▶ _What you should do_:
Where the string "documentos" occurs in the material below, report the whole line.

▶ _Items_:
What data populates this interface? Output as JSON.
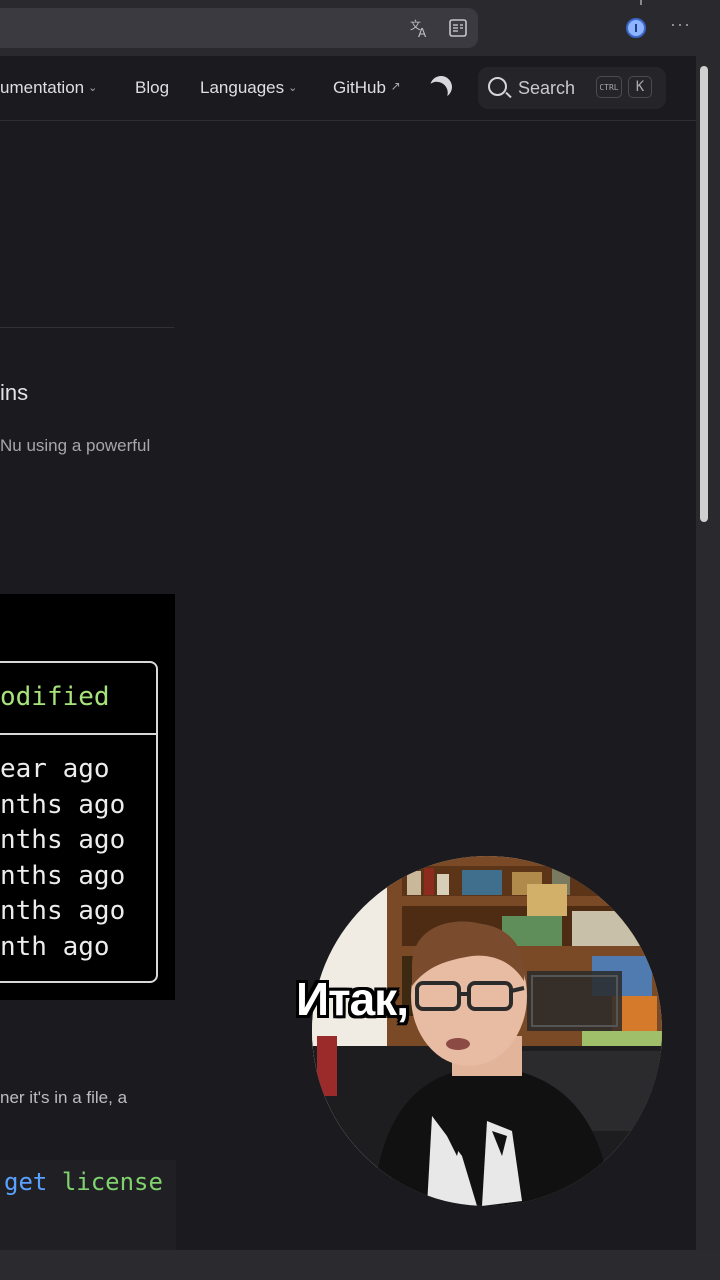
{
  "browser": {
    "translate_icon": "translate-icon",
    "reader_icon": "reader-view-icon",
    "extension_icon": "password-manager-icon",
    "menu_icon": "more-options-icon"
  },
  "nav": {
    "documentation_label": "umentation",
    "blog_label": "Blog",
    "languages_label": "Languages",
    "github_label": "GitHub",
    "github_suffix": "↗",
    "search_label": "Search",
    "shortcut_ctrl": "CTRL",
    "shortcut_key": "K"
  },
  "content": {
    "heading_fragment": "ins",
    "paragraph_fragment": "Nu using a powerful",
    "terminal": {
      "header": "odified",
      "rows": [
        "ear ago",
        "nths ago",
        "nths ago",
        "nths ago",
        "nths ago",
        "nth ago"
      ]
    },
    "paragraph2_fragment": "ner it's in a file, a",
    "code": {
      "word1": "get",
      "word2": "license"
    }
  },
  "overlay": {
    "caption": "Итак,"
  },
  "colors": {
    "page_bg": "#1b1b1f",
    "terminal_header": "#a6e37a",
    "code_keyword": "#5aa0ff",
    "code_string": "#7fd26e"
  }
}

--

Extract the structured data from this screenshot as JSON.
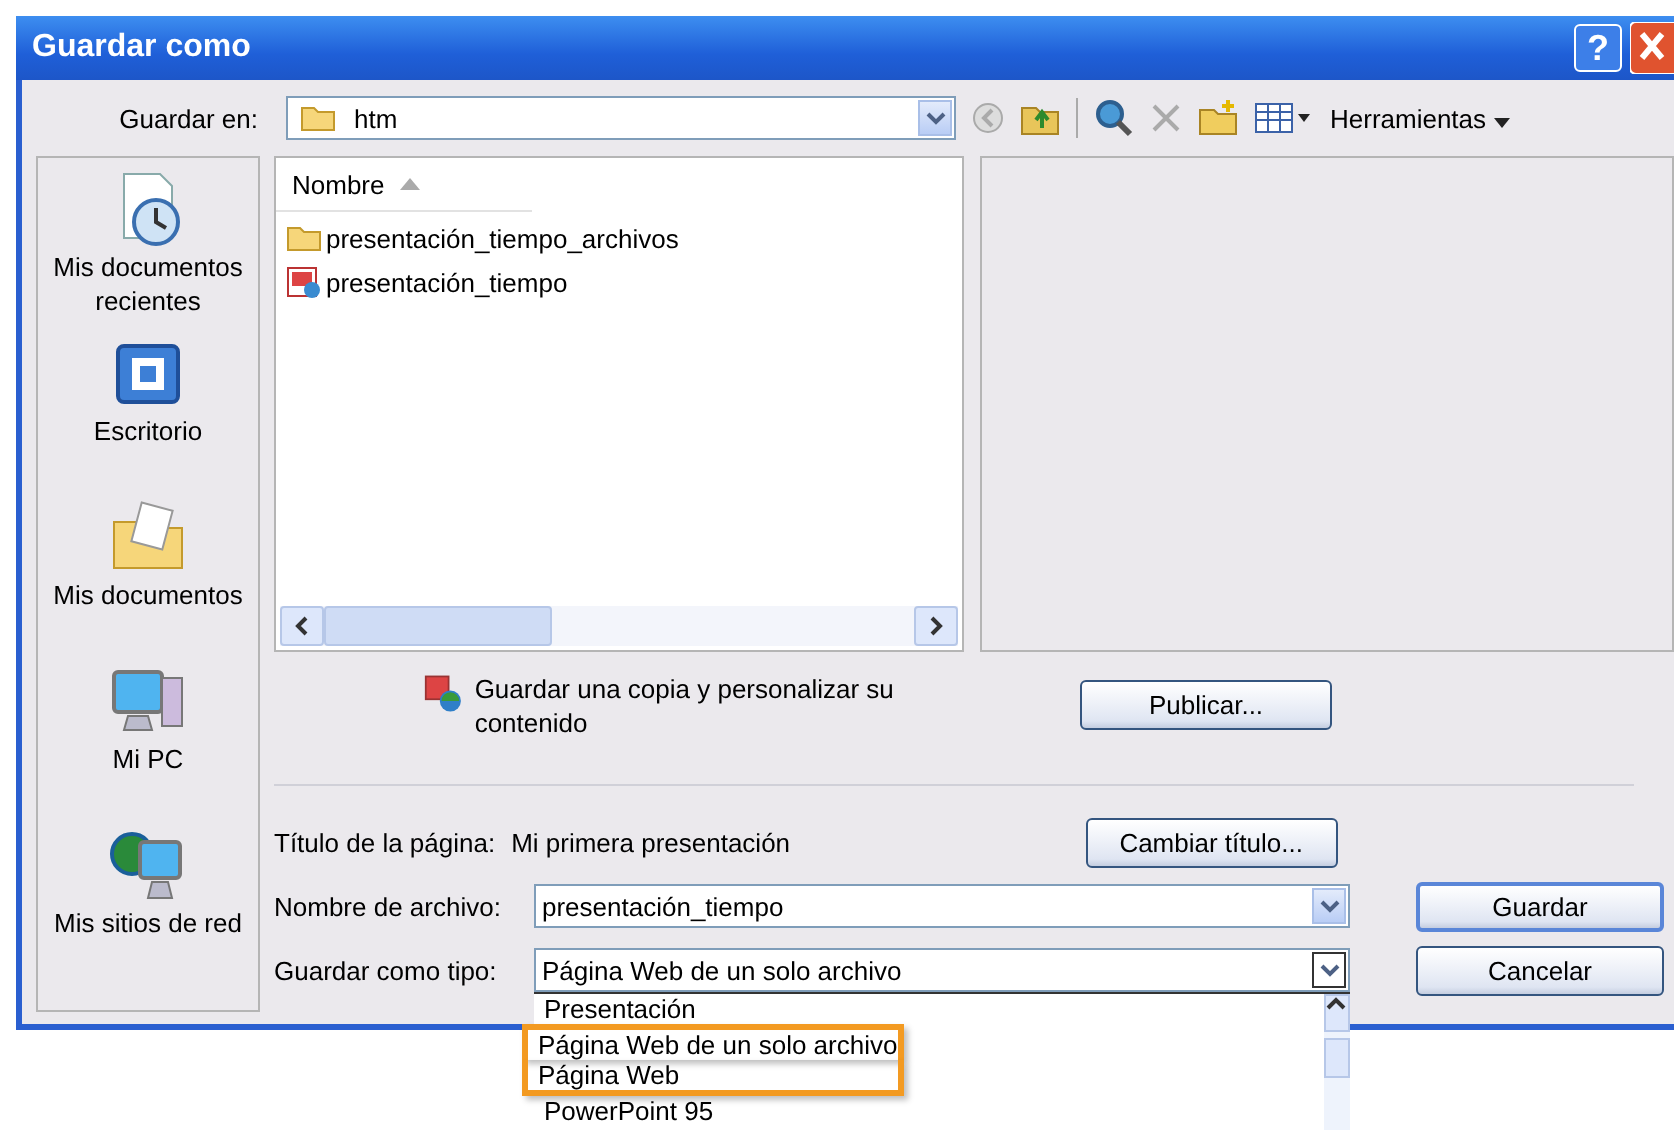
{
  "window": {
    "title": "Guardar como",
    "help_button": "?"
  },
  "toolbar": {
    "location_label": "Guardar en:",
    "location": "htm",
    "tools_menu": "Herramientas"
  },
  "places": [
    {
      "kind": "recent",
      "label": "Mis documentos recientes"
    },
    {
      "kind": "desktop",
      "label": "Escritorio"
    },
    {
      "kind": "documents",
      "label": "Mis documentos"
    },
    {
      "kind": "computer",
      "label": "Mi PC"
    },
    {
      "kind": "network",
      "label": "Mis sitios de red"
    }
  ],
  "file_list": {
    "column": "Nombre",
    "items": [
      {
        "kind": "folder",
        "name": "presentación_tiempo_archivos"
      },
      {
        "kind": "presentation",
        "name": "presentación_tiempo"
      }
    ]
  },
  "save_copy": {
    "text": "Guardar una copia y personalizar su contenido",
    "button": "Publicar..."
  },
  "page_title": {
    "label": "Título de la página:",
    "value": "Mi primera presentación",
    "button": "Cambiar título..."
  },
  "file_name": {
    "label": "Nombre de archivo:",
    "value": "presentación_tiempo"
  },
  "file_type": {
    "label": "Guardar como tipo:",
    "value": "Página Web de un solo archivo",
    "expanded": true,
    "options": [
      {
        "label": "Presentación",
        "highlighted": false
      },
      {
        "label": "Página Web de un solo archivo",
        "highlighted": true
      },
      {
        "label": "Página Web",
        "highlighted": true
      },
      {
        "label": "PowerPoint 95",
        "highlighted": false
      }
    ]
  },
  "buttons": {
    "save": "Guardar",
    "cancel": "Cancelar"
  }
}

▶ _Solution to the problem_:
      "label": "Mis documentos recientes"
      "label": "Mis documentos"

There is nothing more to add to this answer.